**Stated problem**
Each line of the material must be returned exactly.

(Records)
## START

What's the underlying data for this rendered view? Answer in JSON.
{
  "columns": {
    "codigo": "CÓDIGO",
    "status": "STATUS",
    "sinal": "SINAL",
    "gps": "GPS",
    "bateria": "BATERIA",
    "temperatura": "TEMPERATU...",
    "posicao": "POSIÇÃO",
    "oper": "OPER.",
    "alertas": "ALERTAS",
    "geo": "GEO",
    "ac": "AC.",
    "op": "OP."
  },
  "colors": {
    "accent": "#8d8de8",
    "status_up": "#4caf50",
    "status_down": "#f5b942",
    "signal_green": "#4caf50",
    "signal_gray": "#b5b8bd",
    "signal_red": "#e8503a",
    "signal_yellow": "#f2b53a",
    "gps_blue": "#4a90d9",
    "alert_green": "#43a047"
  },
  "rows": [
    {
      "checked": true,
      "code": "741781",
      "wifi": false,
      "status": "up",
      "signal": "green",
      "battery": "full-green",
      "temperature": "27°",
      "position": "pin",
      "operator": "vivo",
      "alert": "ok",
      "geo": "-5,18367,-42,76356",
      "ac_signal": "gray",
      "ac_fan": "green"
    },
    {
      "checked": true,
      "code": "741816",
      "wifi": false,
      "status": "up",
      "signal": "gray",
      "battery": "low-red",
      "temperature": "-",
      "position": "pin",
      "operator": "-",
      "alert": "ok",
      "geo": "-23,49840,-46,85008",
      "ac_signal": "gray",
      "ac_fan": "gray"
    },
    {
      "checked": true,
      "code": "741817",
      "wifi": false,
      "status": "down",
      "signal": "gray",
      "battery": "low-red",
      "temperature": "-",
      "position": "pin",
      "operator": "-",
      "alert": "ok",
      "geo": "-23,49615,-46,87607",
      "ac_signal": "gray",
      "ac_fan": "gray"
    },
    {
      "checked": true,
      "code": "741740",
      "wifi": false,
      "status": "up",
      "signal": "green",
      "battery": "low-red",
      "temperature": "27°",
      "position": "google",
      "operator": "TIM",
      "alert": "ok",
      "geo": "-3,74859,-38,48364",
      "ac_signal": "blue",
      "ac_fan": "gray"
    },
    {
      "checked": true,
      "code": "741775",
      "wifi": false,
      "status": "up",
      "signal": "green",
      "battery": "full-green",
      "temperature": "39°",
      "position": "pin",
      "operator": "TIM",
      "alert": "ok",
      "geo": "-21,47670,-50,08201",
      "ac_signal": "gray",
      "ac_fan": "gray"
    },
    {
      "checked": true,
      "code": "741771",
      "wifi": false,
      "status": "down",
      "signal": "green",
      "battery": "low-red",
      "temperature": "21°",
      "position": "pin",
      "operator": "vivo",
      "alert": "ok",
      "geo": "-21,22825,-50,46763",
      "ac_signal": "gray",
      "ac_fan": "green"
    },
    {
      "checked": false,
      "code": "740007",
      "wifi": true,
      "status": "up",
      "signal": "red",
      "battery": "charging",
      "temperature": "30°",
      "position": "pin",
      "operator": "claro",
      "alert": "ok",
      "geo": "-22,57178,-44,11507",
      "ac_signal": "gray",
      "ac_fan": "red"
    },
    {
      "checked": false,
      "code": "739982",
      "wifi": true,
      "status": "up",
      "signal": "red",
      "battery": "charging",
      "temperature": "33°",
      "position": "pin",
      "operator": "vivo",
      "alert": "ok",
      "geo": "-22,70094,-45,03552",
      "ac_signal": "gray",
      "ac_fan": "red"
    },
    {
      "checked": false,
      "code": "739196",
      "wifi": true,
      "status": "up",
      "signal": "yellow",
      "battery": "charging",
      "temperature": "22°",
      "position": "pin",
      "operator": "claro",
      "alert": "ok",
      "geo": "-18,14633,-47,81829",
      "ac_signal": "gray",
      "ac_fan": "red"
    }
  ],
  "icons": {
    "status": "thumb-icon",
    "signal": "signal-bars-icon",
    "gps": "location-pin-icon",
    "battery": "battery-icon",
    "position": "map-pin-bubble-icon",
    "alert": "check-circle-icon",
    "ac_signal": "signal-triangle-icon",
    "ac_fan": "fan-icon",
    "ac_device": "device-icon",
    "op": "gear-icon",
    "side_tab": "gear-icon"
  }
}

## END

**Answer to this task**
What's the underlying data for this rendered view? Answer in JSON.
{
  "columns": {
    "codigo": "CÓDIGO",
    "status": "STATUS",
    "sinal": "SINAL",
    "gps": "GPS",
    "bateria": "BATERIA",
    "temperatura": "TEMPERATU...",
    "posicao": "POSIÇÃO",
    "oper": "OPER.",
    "alertas": "ALERTAS",
    "geo": "GEO",
    "ac": "AC.",
    "op": "OP."
  },
  "colors": {
    "accent": "#8d8de8",
    "status_up": "#4caf50",
    "status_down": "#f5b942",
    "signal_green": "#4caf50",
    "signal_gray": "#b5b8bd",
    "signal_red": "#e8503a",
    "signal_yellow": "#f2b53a",
    "gps_blue": "#4a90d9",
    "alert_green": "#43a047"
  },
  "rows": [
    {
      "checked": true,
      "code": "741781",
      "wifi": false,
      "status": "up",
      "signal": "green",
      "battery": "full-green",
      "temperature": "27°",
      "position": "pin",
      "operator": "vivo",
      "alert": "ok",
      "geo": "-5,18367,-42,76356",
      "ac_signal": "gray",
      "ac_fan": "green"
    },
    {
      "checked": true,
      "code": "741816",
      "wifi": false,
      "status": "up",
      "signal": "gray",
      "battery": "low-red",
      "temperature": "-",
      "position": "pin",
      "operator": "-",
      "alert": "ok",
      "geo": "-23,49840,-46,85008",
      "ac_signal": "gray",
      "ac_fan": "gray"
    },
    {
      "checked": true,
      "code": "741817",
      "wifi": false,
      "status": "down",
      "signal": "gray",
      "battery": "low-red",
      "temperature": "-",
      "position": "pin",
      "operator": "-",
      "alert": "ok",
      "geo": "-23,49615,-46,87607",
      "ac_signal": "gray",
      "ac_fan": "gray"
    },
    {
      "checked": true,
      "code": "741740",
      "wifi": false,
      "status": "up",
      "signal": "green",
      "battery": "low-red",
      "temperature": "27°",
      "position": "google",
      "operator": "TIM",
      "alert": "ok",
      "geo": "-3,74859,-38,48364",
      "ac_signal": "blue",
      "ac_fan": "gray"
    },
    {
      "checked": true,
      "code": "741775",
      "wifi": false,
      "status": "up",
      "signal": "green",
      "battery": "full-green",
      "temperature": "39°",
      "position": "pin",
      "operator": "TIM",
      "alert": "ok",
      "geo": "-21,47670,-50,08201",
      "ac_signal": "gray",
      "ac_fan": "gray"
    },
    {
      "checked": true,
      "code": "741771",
      "wifi": false,
      "status": "down",
      "signal": "green",
      "battery": "low-red",
      "temperature": "21°",
      "position": "pin",
      "operator": "vivo",
      "alert": "ok",
      "geo": "-21,22825,-50,46763",
      "ac_signal": "gray",
      "ac_fan": "green"
    },
    {
      "checked": false,
      "code": "740007",
      "wifi": true,
      "status": "up",
      "signal": "red",
      "battery": "charging",
      "temperature": "30°",
      "position": "pin",
      "operator": "claro",
      "alert": "ok",
      "geo": "-22,57178,-44,11507",
      "ac_signal": "gray",
      "ac_fan": "red"
    },
    {
      "checked": false,
      "code": "739982",
      "wifi": true,
      "status": "up",
      "signal": "red",
      "battery": "charging",
      "temperature": "33°",
      "position": "pin",
      "operator": "vivo",
      "alert": "ok",
      "geo": "-22,70094,-45,03552",
      "ac_signal": "gray",
      "ac_fan": "red"
    },
    {
      "checked": false,
      "code": "739196",
      "wifi": true,
      "status": "up",
      "signal": "yellow",
      "battery": "charging",
      "temperature": "22°",
      "position": "pin",
      "operator": "claro",
      "alert": "ok",
      "geo": "-18,14633,-47,81829",
      "ac_signal": "gray",
      "ac_fan": "red"
    }
  ],
  "icons": {
    "status": "thumb-icon",
    "signal": "signal-bars-icon",
    "gps": "location-pin-icon",
    "battery": "battery-icon",
    "position": "map-pin-bubble-icon",
    "alert": "check-circle-icon",
    "ac_signal": "signal-triangle-icon",
    "ac_fan": "fan-icon",
    "ac_device": "device-icon",
    "op": "gear-icon",
    "side_tab": "gear-icon"
  }
}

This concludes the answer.